Task prompt →
Gather each line of the records where "desc" appears.

Source data →

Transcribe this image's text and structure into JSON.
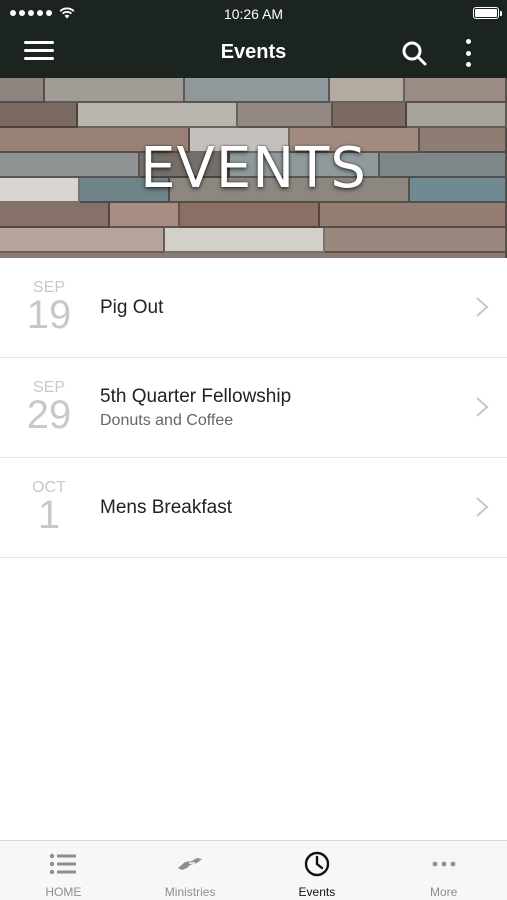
{
  "status_bar": {
    "time": "10:26 AM",
    "signal_icon": "signal-dots-icon",
    "wifi_icon": "wifi-icon",
    "battery_icon": "battery-icon"
  },
  "nav": {
    "title": "Events",
    "menu_icon": "hamburger-menu-icon",
    "search_icon": "search-icon",
    "more_icon": "more-vertical-icon"
  },
  "hero": {
    "title": "EVENTS"
  },
  "events": [
    {
      "month": "SEP",
      "day": "19",
      "title": "Pig Out",
      "subtitle": ""
    },
    {
      "month": "SEP",
      "day": "29",
      "title": "5th Quarter Fellowship",
      "subtitle": "Donuts and Coffee"
    },
    {
      "month": "OCT",
      "day": "1",
      "title": "Mens Breakfast",
      "subtitle": ""
    }
  ],
  "tabs": [
    {
      "label": "HOME",
      "icon": "list-icon",
      "active": false
    },
    {
      "label": "Ministries",
      "icon": "helping-hand-icon",
      "active": false
    },
    {
      "label": "Events",
      "icon": "clock-icon",
      "active": true
    },
    {
      "label": "More",
      "icon": "more-horizontal-icon",
      "active": false
    }
  ],
  "colors": {
    "header_bg": "#1c2420",
    "date_text": "#c8c8c8",
    "title_text": "#222222",
    "subtitle_text": "#666666",
    "tab_inactive": "#8e8e8e",
    "tab_active": "#111111"
  }
}
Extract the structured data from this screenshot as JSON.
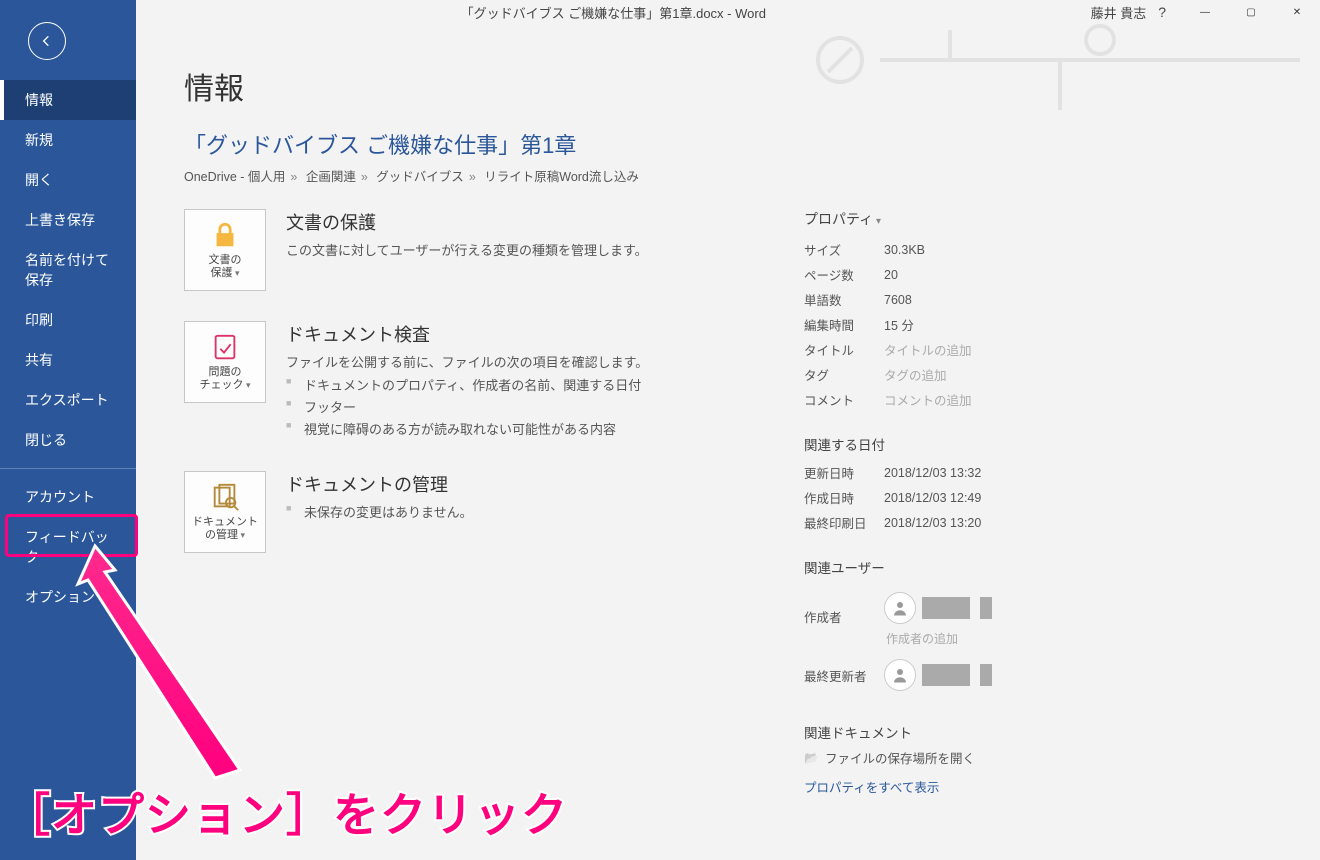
{
  "titlebar": {
    "doc_title": "「グッドバイブス  ご機嫌な仕事」第1章.docx  -  Word",
    "user_name": "藤井 貴志",
    "help_label": "?"
  },
  "sidebar": {
    "items": [
      {
        "key": "info",
        "label": "情報",
        "selected": true
      },
      {
        "key": "new",
        "label": "新規"
      },
      {
        "key": "open",
        "label": "開く"
      },
      {
        "key": "save",
        "label": "上書き保存"
      },
      {
        "key": "saveas",
        "label": "名前を付けて保存"
      },
      {
        "key": "print",
        "label": "印刷"
      },
      {
        "key": "share",
        "label": "共有"
      },
      {
        "key": "export",
        "label": "エクスポート"
      },
      {
        "key": "close",
        "label": "閉じる"
      }
    ],
    "footer": [
      {
        "key": "account",
        "label": "アカウント"
      },
      {
        "key": "feedback",
        "label": "フィードバック"
      },
      {
        "key": "options",
        "label": "オプション"
      }
    ]
  },
  "annotation": {
    "text": "［オプション］をクリック"
  },
  "main": {
    "heading": "情報",
    "doc_link_title": "「グッドバイブス  ご機嫌な仕事」第1章",
    "breadcrumb": [
      "OneDrive - 個人用",
      "企画関連",
      "グッドバイブス",
      "リライト原稿Word流し込み"
    ],
    "tiles": {
      "protect": {
        "button_line1": "文書の",
        "button_line2": "保護",
        "title": "文書の保護",
        "desc": "この文書に対してユーザーが行える変更の種類を管理します。"
      },
      "inspect": {
        "button_line1": "問題の",
        "button_line2": "チェック",
        "title": "ドキュメント検査",
        "desc": "ファイルを公開する前に、ファイルの次の項目を確認します。",
        "items": [
          "ドキュメントのプロパティ、作成者の名前、関連する日付",
          "フッター",
          "視覚に障碍のある方が読み取れない可能性がある内容"
        ]
      },
      "manage": {
        "button_line1": "ドキュメント",
        "button_line2": "の管理",
        "title": "ドキュメントの管理",
        "items": [
          "未保存の変更はありません。"
        ]
      }
    },
    "properties": {
      "header": "プロパティ",
      "rows": [
        {
          "k": "サイズ",
          "v": "30.3KB"
        },
        {
          "k": "ページ数",
          "v": "20"
        },
        {
          "k": "単語数",
          "v": "7608"
        },
        {
          "k": "編集時間",
          "v": "15 分"
        },
        {
          "k": "タイトル",
          "v": "タイトルの追加",
          "ph": true
        },
        {
          "k": "タグ",
          "v": "タグの追加",
          "ph": true
        },
        {
          "k": "コメント",
          "v": "コメントの追加",
          "ph": true
        }
      ],
      "dates_header": "関連する日付",
      "dates": [
        {
          "k": "更新日時",
          "v": "2018/12/03 13:32"
        },
        {
          "k": "作成日時",
          "v": "2018/12/03 12:49"
        },
        {
          "k": "最終印刷日",
          "v": "2018/12/03 13:20"
        }
      ],
      "users_header": "関連ユーザー",
      "author_label": "作成者",
      "add_author": "作成者の追加",
      "last_modified_label": "最終更新者",
      "docs_header": "関連ドキュメント",
      "open_location": "ファイルの保存場所を開く",
      "show_all": "プロパティをすべて表示"
    }
  }
}
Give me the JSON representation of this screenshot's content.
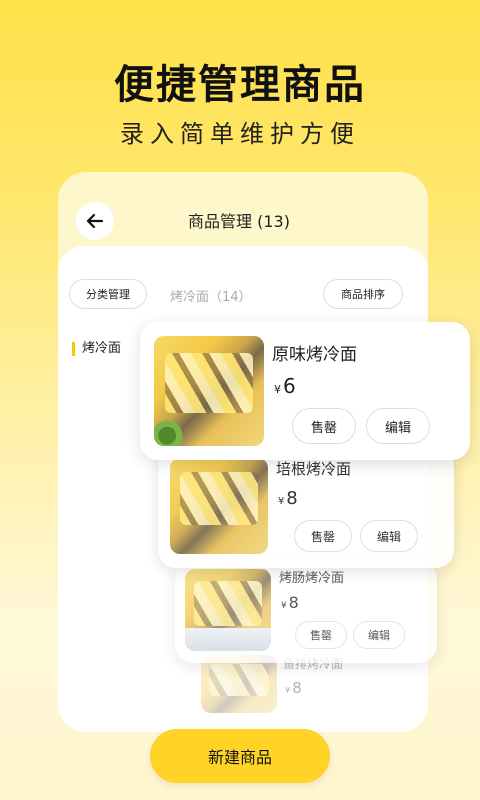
{
  "hero": {
    "title": "便捷管理商品",
    "subtitle": "录入简单维护方便"
  },
  "header": {
    "title": "商品管理 (13)"
  },
  "toolbar": {
    "category_button": "分类管理",
    "current_tab": "烤冷面（14）",
    "sort_button": "商品排序"
  },
  "sidebar": {
    "items": [
      {
        "label": "烤冷面"
      }
    ]
  },
  "products": [
    {
      "name": "原味烤冷面",
      "currency": "¥",
      "price": "6",
      "sold_out_label": "售罄",
      "edit_label": "编辑"
    },
    {
      "name": "培根烤冷面",
      "currency": "¥",
      "price": "8",
      "sold_out_label": "售罄",
      "edit_label": "编辑"
    },
    {
      "name": "烤肠烤冷面",
      "currency": "¥",
      "price": "8",
      "sold_out_label": "售罄",
      "edit_label": "编辑"
    },
    {
      "name": "鱼排烤冷面",
      "currency": "¥",
      "price": "8"
    }
  ],
  "footer": {
    "new_button": "新建商品"
  },
  "colors": {
    "accent": "#ffd426",
    "background_top": "#ffe14a",
    "indicator": "#f6c800"
  },
  "icons": {
    "back": "arrow-left-icon"
  }
}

Exercise result →
        "desc": "この文書に対してユーザーが行える変更の種類を管理します。"
        "desc": "ファイルを公開する前に、ファイルの次の項目を確認します。",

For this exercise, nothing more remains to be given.